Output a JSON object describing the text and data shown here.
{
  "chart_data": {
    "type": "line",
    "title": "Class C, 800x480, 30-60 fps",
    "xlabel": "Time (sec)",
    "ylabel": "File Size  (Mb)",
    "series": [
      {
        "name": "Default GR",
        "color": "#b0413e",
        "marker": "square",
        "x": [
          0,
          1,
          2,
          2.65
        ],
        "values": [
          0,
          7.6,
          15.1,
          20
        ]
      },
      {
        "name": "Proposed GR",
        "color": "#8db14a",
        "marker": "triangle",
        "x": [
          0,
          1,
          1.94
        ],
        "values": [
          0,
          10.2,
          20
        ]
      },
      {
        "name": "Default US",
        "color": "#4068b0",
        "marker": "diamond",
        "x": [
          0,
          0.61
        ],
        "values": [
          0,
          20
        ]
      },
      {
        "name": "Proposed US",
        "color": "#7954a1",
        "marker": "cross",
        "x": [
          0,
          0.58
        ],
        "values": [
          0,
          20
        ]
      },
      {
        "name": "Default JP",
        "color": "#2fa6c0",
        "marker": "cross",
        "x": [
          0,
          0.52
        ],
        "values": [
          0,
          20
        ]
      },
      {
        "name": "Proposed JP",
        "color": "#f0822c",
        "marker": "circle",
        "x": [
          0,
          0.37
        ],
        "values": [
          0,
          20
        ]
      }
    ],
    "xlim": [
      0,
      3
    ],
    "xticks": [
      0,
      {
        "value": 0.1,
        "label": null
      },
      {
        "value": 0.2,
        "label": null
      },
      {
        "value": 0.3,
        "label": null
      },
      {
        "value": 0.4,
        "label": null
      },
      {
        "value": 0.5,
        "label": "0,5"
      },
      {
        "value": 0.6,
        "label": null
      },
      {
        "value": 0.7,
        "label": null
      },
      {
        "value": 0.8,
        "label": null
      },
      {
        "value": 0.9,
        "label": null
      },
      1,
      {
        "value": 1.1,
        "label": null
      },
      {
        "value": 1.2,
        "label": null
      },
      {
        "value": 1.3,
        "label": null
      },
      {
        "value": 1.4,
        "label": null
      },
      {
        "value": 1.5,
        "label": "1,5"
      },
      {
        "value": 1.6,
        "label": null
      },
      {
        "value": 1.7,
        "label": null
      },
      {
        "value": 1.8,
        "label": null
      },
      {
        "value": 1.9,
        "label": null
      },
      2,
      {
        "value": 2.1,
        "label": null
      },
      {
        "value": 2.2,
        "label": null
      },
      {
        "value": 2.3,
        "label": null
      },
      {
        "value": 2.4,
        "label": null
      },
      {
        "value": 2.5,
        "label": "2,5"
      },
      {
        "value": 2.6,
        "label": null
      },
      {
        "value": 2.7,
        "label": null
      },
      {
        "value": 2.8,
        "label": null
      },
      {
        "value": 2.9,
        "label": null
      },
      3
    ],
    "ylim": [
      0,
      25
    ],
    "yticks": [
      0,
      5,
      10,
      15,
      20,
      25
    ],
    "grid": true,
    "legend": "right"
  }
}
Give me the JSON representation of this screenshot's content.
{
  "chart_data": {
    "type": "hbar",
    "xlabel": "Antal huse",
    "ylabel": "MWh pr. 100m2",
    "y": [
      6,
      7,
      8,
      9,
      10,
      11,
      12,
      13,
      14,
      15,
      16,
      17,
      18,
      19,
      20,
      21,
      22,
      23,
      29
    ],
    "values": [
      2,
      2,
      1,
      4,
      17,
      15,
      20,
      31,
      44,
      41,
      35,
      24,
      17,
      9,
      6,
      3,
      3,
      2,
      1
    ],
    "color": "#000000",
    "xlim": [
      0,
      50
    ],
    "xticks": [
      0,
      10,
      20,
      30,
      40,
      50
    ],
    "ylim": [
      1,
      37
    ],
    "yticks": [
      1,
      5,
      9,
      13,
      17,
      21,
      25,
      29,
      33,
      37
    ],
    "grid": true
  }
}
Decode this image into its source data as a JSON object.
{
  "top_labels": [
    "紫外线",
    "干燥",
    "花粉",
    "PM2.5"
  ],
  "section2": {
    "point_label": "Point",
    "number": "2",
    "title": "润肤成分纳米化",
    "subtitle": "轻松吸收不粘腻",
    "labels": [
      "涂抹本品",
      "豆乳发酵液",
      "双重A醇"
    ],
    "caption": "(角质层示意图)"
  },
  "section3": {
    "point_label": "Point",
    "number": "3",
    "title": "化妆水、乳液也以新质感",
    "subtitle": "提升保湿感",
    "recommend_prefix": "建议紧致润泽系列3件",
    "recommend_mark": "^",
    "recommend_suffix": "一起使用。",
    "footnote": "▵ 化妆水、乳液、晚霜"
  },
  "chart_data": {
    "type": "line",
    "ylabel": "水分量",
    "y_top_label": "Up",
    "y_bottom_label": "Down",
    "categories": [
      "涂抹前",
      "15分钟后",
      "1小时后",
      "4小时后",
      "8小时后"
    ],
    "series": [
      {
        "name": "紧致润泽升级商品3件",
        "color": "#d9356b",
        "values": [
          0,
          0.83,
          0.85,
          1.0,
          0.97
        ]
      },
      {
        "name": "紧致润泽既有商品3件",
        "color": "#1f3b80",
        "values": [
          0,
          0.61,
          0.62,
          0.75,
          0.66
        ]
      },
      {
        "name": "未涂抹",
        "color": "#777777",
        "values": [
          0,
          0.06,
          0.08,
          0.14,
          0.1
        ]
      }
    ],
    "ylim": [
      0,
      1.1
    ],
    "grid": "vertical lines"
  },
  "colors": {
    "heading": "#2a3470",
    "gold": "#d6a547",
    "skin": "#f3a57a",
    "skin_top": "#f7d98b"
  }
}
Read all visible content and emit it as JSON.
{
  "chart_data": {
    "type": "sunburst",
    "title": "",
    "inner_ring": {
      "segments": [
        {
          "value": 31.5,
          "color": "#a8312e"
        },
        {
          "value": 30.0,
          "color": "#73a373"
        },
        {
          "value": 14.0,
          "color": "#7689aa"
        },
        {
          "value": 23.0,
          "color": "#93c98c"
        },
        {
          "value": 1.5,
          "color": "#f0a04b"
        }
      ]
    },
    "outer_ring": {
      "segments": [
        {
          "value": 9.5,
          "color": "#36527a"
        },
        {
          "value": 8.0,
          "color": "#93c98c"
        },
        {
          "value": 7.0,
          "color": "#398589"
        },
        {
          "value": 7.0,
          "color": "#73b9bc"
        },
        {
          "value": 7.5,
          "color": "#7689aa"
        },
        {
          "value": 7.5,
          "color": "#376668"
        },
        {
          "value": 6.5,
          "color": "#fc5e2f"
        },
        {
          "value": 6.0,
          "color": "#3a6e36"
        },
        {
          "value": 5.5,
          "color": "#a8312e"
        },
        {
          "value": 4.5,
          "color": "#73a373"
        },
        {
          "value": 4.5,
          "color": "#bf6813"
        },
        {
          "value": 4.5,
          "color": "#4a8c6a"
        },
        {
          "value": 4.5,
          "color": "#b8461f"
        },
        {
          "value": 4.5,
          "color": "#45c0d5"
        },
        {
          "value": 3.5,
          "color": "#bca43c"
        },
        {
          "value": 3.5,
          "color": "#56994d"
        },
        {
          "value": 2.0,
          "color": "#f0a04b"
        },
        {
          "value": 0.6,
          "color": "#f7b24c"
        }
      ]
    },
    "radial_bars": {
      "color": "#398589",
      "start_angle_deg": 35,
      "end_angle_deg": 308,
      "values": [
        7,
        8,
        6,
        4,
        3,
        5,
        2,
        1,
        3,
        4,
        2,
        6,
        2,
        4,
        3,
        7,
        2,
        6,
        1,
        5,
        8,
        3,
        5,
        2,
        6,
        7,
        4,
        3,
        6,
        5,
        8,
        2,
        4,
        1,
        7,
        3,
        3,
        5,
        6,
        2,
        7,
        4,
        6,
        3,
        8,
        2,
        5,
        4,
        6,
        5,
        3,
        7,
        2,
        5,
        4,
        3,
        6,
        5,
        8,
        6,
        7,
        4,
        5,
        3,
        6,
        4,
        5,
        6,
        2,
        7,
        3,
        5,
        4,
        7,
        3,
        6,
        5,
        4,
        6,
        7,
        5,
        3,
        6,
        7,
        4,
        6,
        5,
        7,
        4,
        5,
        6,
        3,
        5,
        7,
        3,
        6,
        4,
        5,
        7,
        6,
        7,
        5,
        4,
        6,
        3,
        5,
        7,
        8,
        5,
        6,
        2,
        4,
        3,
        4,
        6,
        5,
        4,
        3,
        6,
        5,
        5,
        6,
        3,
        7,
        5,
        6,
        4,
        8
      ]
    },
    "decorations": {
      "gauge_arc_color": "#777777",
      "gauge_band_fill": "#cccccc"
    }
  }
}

+ + +

Above are the records. Identify each line that contains the word "object".

Output a JSON object describing the text and data shown here.
Decode this image into its source data as a JSON object.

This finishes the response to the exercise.